## Extracted data entries

** begin **

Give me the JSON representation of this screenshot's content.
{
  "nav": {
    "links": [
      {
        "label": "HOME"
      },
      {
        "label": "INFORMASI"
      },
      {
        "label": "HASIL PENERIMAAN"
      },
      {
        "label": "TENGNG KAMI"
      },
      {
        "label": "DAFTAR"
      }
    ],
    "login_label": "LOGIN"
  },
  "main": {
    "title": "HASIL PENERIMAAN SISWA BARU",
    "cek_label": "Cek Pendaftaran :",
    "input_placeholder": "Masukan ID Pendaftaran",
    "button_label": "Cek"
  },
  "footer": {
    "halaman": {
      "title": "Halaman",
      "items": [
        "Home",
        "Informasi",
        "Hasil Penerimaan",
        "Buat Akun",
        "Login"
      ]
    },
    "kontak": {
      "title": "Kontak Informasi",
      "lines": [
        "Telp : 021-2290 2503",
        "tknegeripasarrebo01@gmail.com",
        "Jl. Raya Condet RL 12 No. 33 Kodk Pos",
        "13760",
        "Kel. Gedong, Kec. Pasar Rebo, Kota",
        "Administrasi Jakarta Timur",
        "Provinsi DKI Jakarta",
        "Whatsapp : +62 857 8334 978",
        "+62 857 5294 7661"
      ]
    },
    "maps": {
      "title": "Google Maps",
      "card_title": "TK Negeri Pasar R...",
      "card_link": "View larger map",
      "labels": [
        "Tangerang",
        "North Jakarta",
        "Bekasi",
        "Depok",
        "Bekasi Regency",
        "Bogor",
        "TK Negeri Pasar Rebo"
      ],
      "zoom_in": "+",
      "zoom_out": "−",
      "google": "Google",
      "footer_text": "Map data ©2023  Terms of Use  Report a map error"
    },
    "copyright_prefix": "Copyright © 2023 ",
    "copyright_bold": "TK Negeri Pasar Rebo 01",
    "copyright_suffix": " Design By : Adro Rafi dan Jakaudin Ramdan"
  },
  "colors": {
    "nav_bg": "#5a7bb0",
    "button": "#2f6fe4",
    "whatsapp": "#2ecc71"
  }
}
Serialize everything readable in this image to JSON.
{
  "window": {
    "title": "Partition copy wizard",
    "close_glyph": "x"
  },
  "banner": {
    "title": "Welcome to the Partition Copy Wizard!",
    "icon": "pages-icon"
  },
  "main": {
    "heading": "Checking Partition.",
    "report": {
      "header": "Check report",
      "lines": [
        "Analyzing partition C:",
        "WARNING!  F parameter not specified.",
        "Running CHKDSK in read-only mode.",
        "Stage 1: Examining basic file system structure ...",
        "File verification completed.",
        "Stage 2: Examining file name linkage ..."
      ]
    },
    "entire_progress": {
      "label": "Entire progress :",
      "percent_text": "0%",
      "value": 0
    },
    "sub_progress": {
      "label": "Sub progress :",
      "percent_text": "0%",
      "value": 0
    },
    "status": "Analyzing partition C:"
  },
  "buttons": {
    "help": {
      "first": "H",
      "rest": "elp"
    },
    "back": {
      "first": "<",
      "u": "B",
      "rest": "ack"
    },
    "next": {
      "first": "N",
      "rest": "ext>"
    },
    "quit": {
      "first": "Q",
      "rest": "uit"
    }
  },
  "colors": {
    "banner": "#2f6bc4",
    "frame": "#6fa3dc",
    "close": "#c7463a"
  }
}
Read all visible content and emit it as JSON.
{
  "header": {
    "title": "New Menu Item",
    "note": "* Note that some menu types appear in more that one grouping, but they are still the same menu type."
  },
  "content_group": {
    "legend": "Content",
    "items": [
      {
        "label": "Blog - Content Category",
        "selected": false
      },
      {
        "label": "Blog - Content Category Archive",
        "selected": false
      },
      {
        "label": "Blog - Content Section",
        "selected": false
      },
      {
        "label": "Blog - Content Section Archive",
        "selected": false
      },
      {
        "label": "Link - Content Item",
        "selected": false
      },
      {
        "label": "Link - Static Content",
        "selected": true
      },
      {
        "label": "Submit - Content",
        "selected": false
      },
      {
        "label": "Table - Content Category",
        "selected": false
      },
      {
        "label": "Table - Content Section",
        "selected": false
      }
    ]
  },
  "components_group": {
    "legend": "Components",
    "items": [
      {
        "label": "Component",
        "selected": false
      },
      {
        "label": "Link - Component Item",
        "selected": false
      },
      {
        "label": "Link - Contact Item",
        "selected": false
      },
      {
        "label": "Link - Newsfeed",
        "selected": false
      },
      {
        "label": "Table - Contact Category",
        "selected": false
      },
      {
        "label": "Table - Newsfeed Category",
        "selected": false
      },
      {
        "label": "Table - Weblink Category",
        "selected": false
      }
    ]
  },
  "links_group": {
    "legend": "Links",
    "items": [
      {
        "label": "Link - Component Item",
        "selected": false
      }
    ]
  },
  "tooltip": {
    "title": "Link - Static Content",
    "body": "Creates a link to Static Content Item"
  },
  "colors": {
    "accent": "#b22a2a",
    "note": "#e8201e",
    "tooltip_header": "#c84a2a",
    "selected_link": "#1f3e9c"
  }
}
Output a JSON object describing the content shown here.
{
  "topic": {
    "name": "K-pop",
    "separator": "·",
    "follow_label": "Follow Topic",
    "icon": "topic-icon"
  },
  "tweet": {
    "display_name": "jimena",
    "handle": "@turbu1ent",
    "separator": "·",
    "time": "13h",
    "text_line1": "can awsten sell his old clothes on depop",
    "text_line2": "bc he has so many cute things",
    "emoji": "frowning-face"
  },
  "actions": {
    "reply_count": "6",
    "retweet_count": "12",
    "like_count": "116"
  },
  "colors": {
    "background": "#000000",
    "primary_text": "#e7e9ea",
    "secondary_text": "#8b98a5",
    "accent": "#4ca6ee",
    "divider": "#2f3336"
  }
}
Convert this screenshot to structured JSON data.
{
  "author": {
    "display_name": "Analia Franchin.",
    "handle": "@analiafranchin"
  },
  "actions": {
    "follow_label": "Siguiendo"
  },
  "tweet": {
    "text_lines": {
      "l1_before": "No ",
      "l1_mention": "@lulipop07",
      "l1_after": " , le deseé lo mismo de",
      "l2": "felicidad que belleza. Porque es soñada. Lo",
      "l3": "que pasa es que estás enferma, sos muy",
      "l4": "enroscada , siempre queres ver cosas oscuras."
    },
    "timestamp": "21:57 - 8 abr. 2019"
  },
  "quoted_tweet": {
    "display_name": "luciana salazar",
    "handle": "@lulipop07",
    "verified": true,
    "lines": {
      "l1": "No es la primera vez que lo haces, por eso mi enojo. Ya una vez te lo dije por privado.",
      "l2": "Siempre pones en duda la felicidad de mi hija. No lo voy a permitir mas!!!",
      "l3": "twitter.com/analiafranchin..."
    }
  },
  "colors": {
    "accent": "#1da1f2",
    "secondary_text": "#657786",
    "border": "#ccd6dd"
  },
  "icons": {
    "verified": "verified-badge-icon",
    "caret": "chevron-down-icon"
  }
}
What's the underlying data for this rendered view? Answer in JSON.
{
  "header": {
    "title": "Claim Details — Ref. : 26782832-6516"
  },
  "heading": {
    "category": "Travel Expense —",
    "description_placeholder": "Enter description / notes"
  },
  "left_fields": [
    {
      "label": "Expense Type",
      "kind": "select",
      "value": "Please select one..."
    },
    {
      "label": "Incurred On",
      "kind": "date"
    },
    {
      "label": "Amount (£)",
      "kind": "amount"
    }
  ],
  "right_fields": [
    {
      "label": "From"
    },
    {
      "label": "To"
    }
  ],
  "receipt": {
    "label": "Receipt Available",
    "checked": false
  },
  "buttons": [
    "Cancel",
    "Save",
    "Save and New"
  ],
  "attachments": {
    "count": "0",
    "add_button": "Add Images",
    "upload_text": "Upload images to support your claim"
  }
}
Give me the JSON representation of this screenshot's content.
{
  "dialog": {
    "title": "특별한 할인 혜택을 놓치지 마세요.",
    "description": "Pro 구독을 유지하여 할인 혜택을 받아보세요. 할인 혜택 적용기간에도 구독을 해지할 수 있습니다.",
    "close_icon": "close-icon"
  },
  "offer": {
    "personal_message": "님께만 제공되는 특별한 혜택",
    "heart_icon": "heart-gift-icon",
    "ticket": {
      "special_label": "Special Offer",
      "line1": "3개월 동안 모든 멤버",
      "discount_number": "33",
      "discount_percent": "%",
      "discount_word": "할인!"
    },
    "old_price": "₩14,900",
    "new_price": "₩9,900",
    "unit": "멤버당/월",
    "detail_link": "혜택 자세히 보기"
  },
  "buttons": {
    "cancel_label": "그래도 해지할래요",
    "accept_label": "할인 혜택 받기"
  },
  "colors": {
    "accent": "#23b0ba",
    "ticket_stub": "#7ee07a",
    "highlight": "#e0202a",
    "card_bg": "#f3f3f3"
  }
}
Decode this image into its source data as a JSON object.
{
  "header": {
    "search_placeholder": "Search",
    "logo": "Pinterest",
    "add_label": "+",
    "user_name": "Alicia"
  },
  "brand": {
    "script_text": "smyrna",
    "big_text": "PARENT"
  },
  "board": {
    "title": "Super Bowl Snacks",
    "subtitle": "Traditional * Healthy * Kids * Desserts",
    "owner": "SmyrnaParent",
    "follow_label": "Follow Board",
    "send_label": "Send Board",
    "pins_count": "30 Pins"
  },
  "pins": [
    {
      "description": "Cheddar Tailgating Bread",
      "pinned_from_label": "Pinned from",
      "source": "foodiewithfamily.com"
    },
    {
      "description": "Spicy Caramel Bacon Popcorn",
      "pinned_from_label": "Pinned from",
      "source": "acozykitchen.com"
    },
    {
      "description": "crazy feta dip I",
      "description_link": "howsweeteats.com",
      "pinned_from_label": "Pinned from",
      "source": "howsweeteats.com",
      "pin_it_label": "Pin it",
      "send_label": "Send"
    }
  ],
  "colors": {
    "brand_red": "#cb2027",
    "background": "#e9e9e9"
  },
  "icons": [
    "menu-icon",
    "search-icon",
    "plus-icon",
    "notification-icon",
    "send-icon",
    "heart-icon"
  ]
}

** end **

## Task directions
Copy out the lines starting at the one containing "Decode this image" and ending with the last line of the entries. Include nothing else.

## Exercise response
Decode this image into its source data as a JSON object.
{
  "header": {
    "search_placeholder": "Search",
    "logo": "Pinterest",
    "add_label": "+",
    "user_name": "Alicia"
  },
  "brand": {
    "script_text": "smyrna",
    "big_text": "PARENT"
  },
  "board": {
    "title": "Super Bowl Snacks",
    "subtitle": "Traditional * Healthy * Kids * Desserts",
    "owner": "SmyrnaParent",
    "follow_label": "Follow Board",
    "send_label": "Send Board",
    "pins_count": "30 Pins"
  },
  "pins": [
    {
      "description": "Cheddar Tailgating Bread",
      "pinned_from_label": "Pinned from",
      "source": "foodiewithfamily.com"
    },
    {
      "description": "Spicy Caramel Bacon Popcorn",
      "pinned_from_label": "Pinned from",
      "source": "acozykitchen.com"
    },
    {
      "description": "crazy feta dip I",
      "description_link": "howsweeteats.com",
      "pinned_from_label": "Pinned from",
      "source": "howsweeteats.com",
      "pin_it_label": "Pin it",
      "send_label": "Send"
    }
  ],
  "colors": {
    "brand_red": "#cb2027",
    "background": "#e9e9e9"
  },
  "icons": [
    "menu-icon",
    "search-icon",
    "plus-icon",
    "notification-icon",
    "send-icon",
    "heart-icon"
  ]
}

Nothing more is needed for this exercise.